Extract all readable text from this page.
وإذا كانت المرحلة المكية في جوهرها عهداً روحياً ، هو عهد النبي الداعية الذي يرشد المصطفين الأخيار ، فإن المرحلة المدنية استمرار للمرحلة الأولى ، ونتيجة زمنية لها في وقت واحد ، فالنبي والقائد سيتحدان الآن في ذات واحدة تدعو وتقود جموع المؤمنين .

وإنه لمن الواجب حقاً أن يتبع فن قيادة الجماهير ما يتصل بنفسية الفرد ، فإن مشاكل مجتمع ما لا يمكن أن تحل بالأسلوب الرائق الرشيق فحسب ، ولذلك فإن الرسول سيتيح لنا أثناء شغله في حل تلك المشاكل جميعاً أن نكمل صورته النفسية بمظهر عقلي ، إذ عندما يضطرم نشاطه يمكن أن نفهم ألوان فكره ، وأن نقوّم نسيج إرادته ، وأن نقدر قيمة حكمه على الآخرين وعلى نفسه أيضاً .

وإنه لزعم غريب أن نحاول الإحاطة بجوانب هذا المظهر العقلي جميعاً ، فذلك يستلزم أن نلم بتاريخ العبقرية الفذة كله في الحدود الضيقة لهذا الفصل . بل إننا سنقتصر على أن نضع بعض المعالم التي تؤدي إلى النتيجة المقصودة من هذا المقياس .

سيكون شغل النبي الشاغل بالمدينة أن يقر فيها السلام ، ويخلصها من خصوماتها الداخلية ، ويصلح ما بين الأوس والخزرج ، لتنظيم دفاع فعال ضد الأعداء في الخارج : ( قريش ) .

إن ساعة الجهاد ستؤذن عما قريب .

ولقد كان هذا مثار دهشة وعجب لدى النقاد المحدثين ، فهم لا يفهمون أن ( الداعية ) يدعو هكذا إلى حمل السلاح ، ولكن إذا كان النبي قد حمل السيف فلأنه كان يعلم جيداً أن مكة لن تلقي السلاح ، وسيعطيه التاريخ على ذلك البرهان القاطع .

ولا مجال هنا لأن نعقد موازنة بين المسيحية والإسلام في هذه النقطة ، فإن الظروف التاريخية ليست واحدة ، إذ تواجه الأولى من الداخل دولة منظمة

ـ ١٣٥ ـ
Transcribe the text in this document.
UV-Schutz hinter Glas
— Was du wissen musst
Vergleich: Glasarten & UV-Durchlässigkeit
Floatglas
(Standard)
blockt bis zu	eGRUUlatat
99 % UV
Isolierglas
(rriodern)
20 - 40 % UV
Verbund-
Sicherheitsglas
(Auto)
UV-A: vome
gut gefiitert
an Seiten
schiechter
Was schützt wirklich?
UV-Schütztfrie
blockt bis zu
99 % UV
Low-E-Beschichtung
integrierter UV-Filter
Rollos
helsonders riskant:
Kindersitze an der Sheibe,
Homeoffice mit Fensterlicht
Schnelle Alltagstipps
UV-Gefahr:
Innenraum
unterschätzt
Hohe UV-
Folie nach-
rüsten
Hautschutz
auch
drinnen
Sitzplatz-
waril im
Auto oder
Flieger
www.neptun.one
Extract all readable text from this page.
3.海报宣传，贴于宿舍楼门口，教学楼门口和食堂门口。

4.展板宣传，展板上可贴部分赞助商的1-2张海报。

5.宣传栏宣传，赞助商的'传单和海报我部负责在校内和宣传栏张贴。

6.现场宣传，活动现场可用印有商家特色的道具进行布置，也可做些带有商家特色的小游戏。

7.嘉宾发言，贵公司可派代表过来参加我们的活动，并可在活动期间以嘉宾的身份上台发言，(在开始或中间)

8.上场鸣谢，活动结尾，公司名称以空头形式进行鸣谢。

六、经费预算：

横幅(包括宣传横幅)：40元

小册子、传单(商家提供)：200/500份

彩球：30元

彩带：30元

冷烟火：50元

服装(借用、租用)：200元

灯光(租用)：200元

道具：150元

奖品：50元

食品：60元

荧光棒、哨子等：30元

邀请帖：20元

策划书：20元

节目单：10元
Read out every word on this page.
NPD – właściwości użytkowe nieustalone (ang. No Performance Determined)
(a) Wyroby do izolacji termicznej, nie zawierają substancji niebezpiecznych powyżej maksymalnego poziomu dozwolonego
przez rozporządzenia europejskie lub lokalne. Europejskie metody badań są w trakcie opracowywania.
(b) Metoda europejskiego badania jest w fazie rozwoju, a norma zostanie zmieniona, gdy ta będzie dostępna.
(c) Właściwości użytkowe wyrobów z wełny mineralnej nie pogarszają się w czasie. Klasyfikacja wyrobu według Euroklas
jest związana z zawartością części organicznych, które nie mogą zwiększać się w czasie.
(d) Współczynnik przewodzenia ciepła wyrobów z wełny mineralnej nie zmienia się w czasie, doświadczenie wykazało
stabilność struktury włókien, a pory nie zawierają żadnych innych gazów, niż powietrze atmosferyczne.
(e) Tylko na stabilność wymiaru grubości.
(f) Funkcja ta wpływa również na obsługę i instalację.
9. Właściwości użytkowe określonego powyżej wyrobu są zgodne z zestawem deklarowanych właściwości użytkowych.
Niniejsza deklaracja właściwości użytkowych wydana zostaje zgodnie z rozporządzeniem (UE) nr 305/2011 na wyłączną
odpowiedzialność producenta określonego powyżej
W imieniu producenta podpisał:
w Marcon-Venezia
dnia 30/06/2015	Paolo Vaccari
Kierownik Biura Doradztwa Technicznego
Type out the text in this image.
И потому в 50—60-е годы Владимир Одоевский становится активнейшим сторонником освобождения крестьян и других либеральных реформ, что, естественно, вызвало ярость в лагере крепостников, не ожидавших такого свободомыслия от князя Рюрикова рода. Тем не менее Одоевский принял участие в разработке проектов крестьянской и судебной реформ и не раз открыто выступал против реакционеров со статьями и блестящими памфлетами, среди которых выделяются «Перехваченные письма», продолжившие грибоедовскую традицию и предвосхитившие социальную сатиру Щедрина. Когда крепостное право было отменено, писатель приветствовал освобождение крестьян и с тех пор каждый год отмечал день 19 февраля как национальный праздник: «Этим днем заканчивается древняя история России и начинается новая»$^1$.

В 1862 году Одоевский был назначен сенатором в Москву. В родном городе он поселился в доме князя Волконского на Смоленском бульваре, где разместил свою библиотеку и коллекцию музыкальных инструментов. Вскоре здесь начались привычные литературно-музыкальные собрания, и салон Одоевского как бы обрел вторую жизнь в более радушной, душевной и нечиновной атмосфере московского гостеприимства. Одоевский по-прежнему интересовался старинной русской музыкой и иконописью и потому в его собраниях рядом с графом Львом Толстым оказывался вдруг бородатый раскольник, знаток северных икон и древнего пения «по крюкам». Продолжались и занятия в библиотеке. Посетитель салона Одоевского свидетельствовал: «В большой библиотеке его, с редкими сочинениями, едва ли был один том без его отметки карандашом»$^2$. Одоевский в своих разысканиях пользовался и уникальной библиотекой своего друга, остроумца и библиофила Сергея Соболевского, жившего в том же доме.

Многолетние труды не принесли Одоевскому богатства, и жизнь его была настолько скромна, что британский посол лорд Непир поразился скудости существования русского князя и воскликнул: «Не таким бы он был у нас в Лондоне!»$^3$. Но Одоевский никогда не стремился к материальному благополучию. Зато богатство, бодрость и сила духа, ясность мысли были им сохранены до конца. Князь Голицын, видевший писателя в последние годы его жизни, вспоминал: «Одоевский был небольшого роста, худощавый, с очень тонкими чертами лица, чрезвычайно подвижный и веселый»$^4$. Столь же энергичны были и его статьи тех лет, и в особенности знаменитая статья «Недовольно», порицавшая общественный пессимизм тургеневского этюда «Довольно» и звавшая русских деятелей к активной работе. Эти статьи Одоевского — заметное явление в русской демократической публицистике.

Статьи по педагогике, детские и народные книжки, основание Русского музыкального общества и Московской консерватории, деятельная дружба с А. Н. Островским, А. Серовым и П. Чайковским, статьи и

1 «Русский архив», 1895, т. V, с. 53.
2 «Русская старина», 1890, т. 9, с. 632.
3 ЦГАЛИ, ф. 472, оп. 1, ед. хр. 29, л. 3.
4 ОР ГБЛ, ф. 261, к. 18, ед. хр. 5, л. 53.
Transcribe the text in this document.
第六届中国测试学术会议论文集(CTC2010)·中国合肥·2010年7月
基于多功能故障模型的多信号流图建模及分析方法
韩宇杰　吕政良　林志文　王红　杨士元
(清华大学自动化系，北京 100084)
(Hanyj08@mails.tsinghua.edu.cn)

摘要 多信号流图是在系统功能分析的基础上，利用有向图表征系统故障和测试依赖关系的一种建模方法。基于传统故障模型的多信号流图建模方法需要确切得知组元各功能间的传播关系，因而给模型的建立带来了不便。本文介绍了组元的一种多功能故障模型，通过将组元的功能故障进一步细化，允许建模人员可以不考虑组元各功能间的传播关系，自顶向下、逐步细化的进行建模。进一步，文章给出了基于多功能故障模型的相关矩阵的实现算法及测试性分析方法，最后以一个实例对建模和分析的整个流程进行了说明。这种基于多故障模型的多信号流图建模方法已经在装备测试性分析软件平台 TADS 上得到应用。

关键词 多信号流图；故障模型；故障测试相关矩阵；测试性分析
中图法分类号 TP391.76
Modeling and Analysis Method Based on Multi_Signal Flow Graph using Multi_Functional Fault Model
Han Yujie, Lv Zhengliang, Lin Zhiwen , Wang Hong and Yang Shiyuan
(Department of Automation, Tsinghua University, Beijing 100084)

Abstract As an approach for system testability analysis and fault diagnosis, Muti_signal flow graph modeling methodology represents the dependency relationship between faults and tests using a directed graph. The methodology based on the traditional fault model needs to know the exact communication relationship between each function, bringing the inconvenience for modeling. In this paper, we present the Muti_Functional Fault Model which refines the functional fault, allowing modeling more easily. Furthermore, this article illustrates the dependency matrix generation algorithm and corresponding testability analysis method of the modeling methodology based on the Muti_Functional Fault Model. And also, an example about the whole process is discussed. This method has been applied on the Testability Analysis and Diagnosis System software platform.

# WHAT YOU WILL DO
Above are the records. Copy every line in them holding "czasie".

# COMPLETE OUTPUT
(c) Właściwości użytkowe wyrobów z wełny mineralnej nie pogarszają się w czasie. Klasyfikacja wyrobu według Euroklas
jest związana z zawartością części organicznych, które nie mogą zwiększać się w czasie.
(d) Współczynnik przewodzenia ciepła wyrobów z wełny mineralnej nie zmienia się w czasie, doświadczenie wykazało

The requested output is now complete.